Material for this task >>
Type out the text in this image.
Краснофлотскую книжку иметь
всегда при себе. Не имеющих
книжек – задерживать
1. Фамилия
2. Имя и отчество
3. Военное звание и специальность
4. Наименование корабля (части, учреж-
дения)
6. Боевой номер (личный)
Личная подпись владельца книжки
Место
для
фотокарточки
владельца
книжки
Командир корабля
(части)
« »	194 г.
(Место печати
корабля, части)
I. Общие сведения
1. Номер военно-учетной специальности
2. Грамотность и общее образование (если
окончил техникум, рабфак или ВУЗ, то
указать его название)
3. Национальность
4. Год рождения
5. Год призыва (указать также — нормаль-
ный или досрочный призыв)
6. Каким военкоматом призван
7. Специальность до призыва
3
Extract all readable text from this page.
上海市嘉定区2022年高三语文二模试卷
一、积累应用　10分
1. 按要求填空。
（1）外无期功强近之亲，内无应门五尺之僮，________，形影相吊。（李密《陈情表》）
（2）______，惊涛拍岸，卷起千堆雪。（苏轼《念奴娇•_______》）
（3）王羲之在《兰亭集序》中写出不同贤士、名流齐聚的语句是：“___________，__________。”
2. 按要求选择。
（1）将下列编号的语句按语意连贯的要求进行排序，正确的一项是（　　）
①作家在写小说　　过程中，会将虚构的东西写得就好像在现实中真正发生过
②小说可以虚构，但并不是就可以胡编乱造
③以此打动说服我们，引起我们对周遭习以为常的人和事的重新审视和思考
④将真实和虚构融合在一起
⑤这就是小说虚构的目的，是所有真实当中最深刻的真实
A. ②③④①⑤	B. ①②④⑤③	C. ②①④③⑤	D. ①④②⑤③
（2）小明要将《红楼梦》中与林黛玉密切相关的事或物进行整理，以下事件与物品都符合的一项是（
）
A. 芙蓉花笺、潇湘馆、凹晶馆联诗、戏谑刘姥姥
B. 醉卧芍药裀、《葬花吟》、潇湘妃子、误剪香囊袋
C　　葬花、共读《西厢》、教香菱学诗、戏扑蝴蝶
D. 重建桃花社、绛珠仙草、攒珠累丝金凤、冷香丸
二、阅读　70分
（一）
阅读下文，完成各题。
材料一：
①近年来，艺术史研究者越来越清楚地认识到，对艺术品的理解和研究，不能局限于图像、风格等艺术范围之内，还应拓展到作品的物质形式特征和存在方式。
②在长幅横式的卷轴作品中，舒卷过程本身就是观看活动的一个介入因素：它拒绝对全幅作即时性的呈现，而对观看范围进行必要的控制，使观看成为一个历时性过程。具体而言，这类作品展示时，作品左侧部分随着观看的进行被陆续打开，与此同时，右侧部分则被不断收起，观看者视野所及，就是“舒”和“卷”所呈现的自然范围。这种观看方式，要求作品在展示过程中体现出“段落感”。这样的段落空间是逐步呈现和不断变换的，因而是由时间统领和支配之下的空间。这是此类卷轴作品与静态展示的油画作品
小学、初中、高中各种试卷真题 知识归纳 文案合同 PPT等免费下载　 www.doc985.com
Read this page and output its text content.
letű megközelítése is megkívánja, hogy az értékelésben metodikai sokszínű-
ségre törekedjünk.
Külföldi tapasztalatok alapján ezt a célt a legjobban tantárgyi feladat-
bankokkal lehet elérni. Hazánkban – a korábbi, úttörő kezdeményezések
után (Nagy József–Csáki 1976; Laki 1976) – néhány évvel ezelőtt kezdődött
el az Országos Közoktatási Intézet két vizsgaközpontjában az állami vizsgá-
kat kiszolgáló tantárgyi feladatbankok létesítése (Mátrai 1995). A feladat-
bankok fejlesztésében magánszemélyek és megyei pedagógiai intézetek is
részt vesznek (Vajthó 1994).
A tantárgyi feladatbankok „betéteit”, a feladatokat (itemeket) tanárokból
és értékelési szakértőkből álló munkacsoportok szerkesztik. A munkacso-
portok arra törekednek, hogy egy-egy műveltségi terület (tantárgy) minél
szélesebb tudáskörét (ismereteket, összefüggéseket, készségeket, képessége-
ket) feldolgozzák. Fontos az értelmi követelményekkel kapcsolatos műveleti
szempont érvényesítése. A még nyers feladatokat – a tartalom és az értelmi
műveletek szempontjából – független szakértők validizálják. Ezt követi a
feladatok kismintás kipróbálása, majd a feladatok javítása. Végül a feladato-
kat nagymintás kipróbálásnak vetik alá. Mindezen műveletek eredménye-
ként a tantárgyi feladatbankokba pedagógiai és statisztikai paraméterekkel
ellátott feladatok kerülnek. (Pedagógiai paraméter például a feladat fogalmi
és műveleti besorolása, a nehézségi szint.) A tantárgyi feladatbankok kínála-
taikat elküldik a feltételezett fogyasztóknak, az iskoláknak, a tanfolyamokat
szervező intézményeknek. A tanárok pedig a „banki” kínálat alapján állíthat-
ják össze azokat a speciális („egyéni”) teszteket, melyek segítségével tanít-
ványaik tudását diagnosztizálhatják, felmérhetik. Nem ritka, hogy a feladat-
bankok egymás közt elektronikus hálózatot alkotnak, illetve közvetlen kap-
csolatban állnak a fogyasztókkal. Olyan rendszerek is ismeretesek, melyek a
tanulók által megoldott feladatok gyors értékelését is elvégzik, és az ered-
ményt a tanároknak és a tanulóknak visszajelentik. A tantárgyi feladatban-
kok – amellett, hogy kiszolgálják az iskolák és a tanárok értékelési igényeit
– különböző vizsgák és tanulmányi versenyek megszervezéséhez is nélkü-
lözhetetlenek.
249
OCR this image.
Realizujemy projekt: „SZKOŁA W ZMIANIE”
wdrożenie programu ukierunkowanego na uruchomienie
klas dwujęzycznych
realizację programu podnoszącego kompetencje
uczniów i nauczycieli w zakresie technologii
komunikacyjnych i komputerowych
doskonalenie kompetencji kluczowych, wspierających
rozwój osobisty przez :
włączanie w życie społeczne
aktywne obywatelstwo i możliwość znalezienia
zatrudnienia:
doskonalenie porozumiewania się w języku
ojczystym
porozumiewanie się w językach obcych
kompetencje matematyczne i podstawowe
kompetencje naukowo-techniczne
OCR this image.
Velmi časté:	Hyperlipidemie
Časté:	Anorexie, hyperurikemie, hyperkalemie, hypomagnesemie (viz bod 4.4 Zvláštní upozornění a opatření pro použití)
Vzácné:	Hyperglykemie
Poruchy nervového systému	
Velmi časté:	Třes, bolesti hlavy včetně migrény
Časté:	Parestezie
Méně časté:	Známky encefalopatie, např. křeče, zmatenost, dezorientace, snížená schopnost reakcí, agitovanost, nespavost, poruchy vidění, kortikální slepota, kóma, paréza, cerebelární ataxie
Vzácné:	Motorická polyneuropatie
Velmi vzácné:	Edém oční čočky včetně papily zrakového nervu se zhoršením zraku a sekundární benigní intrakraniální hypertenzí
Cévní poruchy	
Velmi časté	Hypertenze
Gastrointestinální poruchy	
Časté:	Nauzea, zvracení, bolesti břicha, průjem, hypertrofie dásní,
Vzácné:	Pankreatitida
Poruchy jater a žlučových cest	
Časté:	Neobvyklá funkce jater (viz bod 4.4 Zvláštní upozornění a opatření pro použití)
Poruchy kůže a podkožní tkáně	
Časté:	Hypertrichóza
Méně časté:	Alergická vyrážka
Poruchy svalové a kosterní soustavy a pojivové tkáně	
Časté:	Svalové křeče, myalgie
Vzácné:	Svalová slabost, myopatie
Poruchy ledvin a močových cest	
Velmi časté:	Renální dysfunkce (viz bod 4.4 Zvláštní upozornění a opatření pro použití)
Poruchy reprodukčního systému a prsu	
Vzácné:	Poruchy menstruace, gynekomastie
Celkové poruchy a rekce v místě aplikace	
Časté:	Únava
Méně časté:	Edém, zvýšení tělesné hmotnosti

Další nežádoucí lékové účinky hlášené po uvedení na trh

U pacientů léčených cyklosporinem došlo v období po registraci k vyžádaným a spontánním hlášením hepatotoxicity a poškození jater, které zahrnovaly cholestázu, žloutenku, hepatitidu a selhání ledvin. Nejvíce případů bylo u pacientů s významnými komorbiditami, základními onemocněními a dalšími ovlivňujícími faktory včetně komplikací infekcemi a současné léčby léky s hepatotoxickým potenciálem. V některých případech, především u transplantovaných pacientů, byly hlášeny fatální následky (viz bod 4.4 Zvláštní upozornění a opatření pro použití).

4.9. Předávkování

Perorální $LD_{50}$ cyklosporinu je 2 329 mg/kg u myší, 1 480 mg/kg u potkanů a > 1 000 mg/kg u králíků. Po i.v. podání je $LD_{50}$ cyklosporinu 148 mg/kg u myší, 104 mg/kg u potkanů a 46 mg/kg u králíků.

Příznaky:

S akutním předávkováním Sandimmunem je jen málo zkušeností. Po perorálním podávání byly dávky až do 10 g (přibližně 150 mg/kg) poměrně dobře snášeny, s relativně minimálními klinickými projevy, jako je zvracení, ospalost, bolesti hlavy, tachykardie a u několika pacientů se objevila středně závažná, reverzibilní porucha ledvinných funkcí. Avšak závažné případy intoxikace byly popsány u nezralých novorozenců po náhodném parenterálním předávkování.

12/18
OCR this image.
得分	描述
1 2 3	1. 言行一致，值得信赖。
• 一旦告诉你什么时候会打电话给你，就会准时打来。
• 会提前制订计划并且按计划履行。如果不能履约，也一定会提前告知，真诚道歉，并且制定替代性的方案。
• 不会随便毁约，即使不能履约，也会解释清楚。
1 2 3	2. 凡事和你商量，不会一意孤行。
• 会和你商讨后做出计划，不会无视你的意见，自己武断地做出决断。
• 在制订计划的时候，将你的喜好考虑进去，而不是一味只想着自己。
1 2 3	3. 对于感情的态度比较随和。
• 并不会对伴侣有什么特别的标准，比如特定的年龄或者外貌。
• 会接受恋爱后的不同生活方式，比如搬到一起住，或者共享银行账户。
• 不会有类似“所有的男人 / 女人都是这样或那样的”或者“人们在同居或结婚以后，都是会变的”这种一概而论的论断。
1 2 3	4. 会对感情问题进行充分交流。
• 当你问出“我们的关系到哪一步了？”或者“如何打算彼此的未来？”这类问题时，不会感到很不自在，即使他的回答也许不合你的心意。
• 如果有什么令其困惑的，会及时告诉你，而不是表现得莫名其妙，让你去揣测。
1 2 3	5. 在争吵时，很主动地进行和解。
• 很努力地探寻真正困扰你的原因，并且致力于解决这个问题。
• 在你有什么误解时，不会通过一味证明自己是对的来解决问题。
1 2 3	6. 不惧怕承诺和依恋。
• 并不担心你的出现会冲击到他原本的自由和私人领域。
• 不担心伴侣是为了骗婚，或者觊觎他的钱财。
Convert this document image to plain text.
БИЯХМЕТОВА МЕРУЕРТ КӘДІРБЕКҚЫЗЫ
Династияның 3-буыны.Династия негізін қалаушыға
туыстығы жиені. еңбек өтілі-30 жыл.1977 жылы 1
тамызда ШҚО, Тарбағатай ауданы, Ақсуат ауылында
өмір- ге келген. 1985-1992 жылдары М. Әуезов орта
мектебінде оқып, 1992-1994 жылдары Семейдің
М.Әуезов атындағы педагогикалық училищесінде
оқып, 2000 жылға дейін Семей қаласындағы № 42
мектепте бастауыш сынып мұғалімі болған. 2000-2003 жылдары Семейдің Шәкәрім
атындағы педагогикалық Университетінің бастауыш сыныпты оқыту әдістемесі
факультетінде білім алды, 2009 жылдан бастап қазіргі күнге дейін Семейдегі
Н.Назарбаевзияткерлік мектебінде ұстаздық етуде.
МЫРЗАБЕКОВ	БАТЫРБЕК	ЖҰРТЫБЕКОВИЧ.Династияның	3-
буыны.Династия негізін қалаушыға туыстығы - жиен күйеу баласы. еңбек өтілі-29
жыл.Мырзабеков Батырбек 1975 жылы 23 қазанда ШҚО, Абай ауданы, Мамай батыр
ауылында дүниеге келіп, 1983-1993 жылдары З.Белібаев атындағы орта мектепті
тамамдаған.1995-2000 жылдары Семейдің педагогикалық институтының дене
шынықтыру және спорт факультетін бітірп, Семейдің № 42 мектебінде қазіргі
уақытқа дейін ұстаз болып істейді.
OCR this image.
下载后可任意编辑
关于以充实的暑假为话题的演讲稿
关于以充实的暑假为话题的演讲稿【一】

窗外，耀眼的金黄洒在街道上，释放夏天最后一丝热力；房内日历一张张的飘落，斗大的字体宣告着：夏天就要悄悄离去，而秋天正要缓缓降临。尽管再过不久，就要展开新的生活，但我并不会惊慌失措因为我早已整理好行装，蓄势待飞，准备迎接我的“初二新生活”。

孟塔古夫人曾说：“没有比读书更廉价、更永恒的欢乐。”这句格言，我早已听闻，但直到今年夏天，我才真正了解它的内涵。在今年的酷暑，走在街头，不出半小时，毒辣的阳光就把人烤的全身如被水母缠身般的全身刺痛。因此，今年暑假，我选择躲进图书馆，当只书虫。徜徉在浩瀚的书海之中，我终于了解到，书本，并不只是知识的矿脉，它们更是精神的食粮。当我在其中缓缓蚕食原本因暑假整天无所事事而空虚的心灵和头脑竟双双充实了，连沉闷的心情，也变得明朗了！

Short exercise >>
Collect each line above holding the string "melyek".

Full solution >>
ják össze azokat a speciális („egyéni”) teszteket, melyek segítségével tanít-
csolatban állnak a fogyasztókkal. Olyan rendszerek is ismeretesek, melyek a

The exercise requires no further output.